▶ **READING TEXT**
::::::::::

Whilst I was happy to post here without someone else proof reading it, I would feel most unhappy about going more public.

I would be really interested in anybody’s views about the pace of the story at the end – I was aware that it became much faster, but it was how it ‘felt’ as I wrote it. I do wonder though if I should have thrown a little more description in. The other element I struggled with there, is the potential cross over between erotica and pornography, which is a line I did not wish to cross.

Rabbit's sticky paws

Characterisation – I am quite sure I am not the sort of person who would ever prepare a written character sketch, but can see that a note pad on which to record details of the character, either as they occur to me, or as they are added to the story would be both useful and practical.

Dialogue – this is something which I have to admit I fight shy of, I find it very hard to write good dialogue for characters who not have the same background as myself. But I take the point on board, and will see if I can make use of it.

::::::::::

▶ **SUPPLIED ENTRIES**
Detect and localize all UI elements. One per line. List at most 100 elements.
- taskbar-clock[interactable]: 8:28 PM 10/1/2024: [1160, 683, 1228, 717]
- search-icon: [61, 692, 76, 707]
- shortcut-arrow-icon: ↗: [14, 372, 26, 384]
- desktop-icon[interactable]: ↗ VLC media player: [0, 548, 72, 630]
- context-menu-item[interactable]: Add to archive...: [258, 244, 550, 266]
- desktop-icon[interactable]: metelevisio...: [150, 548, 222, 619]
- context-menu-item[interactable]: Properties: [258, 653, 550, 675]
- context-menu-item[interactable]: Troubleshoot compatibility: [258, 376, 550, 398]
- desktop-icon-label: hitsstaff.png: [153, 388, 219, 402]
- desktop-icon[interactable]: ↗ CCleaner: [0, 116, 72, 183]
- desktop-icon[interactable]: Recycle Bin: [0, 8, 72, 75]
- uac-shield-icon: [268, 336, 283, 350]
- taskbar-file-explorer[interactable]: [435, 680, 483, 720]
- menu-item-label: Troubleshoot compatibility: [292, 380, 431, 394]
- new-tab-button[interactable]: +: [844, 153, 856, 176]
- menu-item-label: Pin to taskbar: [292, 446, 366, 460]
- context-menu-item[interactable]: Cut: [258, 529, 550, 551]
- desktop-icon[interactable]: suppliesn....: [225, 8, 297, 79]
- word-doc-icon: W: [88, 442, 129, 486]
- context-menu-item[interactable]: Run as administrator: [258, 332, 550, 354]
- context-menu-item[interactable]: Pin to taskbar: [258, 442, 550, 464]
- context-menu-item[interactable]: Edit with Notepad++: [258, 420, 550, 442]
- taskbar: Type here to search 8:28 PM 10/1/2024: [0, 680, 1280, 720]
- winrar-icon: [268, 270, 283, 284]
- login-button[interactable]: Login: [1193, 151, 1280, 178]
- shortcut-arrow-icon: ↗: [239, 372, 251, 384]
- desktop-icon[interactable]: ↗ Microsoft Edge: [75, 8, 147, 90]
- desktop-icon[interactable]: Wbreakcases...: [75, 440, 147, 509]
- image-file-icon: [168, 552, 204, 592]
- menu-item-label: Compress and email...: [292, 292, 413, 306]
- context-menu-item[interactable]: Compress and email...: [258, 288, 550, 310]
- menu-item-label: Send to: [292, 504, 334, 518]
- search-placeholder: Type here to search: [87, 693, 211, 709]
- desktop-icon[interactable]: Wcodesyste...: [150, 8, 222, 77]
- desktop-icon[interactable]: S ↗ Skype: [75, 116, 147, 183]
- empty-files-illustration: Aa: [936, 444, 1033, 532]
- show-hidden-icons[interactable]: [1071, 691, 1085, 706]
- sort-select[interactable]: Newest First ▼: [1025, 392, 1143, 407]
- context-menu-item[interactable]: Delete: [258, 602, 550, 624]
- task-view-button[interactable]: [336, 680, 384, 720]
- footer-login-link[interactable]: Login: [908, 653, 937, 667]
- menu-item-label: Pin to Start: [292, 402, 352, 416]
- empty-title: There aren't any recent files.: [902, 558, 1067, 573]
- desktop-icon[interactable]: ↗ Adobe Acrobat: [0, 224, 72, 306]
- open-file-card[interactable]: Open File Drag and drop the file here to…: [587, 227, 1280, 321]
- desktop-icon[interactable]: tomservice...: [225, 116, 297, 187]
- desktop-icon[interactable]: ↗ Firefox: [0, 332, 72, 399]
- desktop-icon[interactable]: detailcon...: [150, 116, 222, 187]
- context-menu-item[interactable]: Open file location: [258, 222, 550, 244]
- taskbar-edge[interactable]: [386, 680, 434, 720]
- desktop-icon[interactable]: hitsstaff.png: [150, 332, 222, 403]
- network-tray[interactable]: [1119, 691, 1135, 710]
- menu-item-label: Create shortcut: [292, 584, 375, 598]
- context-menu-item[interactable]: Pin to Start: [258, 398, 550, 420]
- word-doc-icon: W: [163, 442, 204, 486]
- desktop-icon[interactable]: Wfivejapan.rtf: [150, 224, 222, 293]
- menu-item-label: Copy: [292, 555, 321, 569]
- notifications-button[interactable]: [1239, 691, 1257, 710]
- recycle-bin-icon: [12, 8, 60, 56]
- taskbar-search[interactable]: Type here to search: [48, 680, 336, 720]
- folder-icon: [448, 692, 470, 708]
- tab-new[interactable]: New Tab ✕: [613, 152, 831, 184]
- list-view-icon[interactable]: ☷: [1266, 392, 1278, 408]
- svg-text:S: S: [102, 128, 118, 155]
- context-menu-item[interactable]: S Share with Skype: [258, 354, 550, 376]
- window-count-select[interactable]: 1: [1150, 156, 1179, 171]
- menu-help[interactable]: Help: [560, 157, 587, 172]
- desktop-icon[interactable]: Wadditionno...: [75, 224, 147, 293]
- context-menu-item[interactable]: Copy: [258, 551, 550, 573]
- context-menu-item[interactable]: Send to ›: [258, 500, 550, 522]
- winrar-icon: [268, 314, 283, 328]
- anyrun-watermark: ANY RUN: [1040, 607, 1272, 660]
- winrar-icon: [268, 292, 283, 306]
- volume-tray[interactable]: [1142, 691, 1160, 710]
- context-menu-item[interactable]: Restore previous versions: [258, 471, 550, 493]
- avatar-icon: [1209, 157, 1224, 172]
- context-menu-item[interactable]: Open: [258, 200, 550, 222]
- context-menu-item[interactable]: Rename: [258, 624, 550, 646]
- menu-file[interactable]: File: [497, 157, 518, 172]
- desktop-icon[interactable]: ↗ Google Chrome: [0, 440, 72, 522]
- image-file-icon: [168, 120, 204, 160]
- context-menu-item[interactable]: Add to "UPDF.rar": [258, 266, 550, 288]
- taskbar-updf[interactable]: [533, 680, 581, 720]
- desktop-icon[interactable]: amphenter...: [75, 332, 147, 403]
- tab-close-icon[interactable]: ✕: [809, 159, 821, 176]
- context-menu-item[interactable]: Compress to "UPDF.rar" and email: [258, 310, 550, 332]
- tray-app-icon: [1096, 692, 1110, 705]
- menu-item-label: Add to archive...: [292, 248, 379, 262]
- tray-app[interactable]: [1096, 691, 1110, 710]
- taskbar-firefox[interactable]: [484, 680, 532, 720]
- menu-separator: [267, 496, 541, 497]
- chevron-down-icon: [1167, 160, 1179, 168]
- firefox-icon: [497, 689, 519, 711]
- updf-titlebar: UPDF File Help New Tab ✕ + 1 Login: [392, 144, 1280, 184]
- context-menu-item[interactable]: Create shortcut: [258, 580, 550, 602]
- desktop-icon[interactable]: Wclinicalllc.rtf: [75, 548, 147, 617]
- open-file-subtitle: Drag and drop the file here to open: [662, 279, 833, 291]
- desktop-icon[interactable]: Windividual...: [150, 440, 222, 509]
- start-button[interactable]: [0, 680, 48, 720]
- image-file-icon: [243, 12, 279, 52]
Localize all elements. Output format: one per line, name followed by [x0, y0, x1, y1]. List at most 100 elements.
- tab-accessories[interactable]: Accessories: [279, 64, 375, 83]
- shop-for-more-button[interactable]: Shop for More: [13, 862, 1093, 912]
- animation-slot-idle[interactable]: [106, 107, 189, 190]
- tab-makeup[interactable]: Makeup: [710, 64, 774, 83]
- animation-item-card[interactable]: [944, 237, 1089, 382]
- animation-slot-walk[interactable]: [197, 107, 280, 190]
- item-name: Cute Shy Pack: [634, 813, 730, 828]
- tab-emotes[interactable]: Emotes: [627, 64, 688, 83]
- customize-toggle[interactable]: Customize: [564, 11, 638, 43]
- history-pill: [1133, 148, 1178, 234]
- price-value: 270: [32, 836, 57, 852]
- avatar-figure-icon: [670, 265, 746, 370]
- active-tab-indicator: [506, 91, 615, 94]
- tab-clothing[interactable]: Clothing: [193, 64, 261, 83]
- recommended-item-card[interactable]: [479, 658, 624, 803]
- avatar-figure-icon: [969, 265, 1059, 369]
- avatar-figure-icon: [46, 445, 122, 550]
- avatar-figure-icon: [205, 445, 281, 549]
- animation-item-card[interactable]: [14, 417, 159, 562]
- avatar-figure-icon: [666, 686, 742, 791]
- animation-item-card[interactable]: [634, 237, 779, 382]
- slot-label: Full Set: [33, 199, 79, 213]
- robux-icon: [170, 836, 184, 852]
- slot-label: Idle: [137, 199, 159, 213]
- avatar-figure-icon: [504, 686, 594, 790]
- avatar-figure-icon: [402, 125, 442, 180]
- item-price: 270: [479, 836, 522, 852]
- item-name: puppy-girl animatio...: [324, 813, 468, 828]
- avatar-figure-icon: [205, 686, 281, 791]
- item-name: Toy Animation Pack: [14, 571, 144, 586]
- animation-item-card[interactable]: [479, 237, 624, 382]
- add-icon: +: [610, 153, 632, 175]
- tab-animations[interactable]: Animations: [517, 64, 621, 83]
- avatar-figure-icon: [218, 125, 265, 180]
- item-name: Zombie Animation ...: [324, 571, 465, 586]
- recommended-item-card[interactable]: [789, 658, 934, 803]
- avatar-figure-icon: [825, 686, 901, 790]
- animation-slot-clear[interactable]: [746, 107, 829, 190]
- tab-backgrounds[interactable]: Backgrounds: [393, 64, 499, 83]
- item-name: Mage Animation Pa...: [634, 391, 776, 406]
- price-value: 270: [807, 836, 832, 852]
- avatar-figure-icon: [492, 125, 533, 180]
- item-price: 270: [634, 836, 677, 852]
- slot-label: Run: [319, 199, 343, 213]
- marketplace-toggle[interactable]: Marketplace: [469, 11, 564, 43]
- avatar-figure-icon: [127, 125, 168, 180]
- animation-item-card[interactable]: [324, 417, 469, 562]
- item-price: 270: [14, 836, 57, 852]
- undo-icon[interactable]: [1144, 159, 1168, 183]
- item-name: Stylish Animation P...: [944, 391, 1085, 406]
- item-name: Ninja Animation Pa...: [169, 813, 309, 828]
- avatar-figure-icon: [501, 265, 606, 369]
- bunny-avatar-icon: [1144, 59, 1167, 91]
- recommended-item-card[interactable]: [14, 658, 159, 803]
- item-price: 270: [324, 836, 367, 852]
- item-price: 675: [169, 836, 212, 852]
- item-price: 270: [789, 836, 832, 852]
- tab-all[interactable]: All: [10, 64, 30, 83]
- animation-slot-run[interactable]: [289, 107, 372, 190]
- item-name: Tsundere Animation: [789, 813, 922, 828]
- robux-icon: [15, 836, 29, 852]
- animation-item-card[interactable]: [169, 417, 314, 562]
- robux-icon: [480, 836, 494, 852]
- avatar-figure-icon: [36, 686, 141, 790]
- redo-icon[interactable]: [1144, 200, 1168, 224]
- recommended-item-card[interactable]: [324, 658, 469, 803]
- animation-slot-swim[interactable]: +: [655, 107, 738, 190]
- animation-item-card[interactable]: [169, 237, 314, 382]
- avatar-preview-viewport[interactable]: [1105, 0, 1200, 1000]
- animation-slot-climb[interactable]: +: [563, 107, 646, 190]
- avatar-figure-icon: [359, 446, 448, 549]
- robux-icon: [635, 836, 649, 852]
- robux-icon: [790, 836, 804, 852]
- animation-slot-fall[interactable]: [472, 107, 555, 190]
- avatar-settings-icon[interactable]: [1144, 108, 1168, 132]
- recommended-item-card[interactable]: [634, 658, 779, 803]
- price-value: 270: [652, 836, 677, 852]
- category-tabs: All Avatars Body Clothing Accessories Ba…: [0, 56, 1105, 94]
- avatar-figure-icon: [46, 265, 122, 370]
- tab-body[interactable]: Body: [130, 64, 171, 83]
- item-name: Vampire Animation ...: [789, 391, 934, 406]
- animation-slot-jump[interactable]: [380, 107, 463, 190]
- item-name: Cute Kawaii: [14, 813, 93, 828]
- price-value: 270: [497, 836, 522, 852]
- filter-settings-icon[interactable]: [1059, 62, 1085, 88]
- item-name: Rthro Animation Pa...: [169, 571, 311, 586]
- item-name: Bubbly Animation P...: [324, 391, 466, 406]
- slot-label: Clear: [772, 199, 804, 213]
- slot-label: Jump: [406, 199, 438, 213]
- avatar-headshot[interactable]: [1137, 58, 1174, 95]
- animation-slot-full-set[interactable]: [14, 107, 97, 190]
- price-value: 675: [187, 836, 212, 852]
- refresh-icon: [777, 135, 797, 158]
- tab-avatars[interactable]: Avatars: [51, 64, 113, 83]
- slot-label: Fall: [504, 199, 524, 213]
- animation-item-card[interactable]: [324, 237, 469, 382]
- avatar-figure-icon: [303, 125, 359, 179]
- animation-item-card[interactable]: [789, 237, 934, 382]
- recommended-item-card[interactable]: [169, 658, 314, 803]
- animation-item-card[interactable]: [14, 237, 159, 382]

::::::::::

▶ **REQUIREMENT A**
Answer these questions from the post on writing, one per line:
(i) Which line did the writer not wish to cross at the end of the story?
(ii) What kind of dialogue does the writer find very hard to write?
(iii) What would the writer find useful and practical instead of a written character sketch?
▶ **REQUIREMENT B**
Continue the post on writing from its last sentence.

▶ **WRITTEN REPLY A**
(i) The line between erotica and pornography.
(ii) Good dialogue for characters who don't share the writer's background.
(iii) A note pad for recording details of a character, either as they occur to the writer or as they are added to the story.

▶ **WRITTEN REPLY B**
Conflict – Whilst this is a sound observation it felt like a rather obvious point, and I am not quite sure how to make use of it, but will bare it in mind.

On scene and sequel – being uncomfortably new to this whole writing business I have yet to face this issue. What is said makes sense, and the notes are filed away in my head for future reference.

Deadwood – now this is an interesting one. I am the girl who was once put into detention at school for writing a story about the beach and not mentioning the sea. My excuse being that everyone KNOWS the sea is there. I can see how long wordy descriptive passages can slow the plot, but there is a balance. I hope that my friends and tutors here will help me to find the middle path.

Asking your character’s questions. I think this is one of those ideas which is so obvious that it can slip under, my at least, radar. Is also linked to the cheat sheet above. I think I will find the great challenge creating the conflict for my characters to respond to.

Dialect. Well, I don’t know any dialects well enough to attempt writing in them, but use of syntax and keywords to reflect the character’s background is a good point and one I would enjoy using, given the opportunity.

Plotting – well my palms go sweaty at the thought. Perhaps more because I have never done it, however I can see how essential it is to have some structure. The triple O would seem to be a useful way to go about it, and I will try using it….

Strengths / weaknesses – I know what I expect these to be, but since the only fictional writing I have done since I was 16 is what I have written for writer’s block, it remains to be seen. I do like the idea of a notebook to record snippets of conversations, character details etc.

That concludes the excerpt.